Information given:
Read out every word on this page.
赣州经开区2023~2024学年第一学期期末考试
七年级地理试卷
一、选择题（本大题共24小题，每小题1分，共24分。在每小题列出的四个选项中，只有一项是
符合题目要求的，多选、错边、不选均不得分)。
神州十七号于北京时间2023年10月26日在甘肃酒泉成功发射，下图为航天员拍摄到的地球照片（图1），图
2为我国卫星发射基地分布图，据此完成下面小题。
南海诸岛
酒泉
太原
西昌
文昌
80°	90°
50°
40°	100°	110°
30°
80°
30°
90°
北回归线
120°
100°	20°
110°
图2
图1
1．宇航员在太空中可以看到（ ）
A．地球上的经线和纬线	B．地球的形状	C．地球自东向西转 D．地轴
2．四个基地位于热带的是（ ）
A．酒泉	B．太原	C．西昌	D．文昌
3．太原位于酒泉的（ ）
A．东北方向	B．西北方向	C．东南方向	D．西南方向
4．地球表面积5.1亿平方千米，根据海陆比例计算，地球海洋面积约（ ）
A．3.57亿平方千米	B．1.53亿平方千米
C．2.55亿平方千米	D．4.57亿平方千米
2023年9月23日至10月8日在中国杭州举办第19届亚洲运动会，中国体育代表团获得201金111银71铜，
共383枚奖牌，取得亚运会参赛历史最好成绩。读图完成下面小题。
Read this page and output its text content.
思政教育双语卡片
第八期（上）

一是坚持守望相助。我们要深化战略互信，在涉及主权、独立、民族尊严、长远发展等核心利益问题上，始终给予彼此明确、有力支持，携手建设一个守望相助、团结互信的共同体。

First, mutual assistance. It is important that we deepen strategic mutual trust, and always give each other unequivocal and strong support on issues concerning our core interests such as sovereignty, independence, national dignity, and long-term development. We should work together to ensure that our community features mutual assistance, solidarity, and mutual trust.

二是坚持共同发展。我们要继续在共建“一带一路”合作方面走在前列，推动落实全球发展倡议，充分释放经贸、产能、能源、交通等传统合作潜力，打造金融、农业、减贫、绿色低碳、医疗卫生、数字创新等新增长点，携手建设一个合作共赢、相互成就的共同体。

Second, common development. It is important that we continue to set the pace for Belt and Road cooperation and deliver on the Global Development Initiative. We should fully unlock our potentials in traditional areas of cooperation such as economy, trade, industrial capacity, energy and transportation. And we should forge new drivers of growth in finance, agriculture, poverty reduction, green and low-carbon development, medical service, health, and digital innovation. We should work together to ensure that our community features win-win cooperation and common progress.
--
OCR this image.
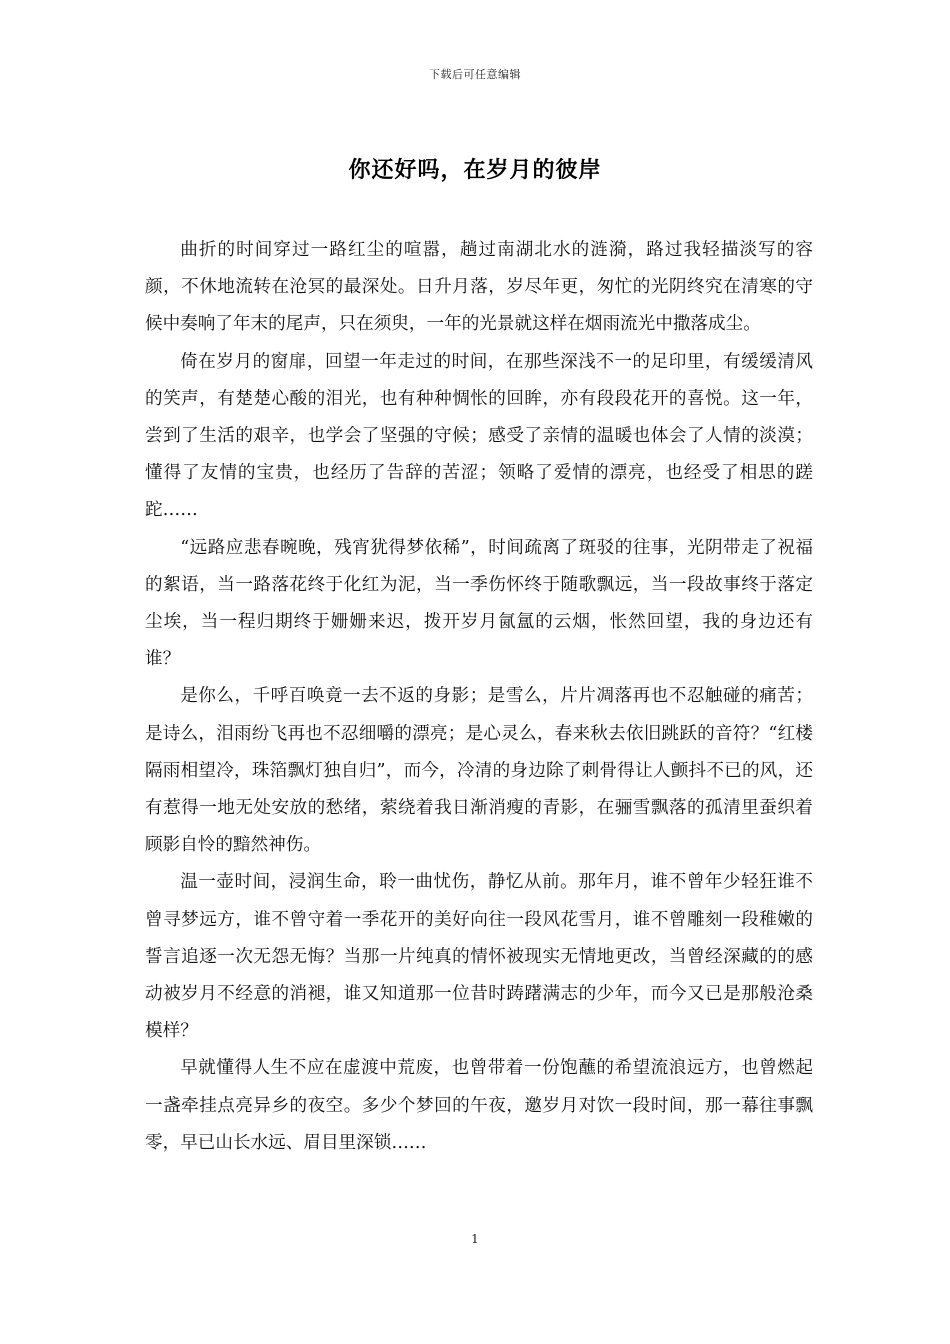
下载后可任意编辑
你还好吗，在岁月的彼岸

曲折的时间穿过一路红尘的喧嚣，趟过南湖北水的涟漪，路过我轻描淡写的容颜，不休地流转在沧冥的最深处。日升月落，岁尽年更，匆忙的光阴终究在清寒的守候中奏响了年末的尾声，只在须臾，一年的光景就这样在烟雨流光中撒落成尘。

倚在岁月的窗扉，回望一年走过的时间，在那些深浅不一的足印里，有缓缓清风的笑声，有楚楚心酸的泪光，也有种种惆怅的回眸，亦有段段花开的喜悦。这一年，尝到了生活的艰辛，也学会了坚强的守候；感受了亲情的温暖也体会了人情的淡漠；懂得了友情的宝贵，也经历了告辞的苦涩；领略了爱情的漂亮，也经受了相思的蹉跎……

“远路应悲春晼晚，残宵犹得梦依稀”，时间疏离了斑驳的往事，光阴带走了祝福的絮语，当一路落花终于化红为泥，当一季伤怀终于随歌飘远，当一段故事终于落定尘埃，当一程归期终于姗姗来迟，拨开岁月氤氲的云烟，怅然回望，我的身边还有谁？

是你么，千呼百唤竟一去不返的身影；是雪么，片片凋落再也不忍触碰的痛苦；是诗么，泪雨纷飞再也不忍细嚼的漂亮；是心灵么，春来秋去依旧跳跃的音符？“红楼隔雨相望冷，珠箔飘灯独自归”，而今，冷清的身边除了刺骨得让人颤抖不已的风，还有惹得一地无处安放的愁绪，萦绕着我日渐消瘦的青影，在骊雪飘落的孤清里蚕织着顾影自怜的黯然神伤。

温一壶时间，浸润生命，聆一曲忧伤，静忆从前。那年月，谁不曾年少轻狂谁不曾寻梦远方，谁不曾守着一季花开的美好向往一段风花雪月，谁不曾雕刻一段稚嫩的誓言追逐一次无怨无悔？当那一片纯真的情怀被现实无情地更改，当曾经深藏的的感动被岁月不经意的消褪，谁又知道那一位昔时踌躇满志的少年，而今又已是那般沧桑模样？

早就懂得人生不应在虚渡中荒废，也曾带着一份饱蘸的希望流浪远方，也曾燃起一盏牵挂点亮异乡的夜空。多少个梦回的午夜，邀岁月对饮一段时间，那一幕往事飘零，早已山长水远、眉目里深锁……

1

Exercise instructions:
Across the records above, count the lines holding "important" and reply with that number alone.

Solution for this exercise:
2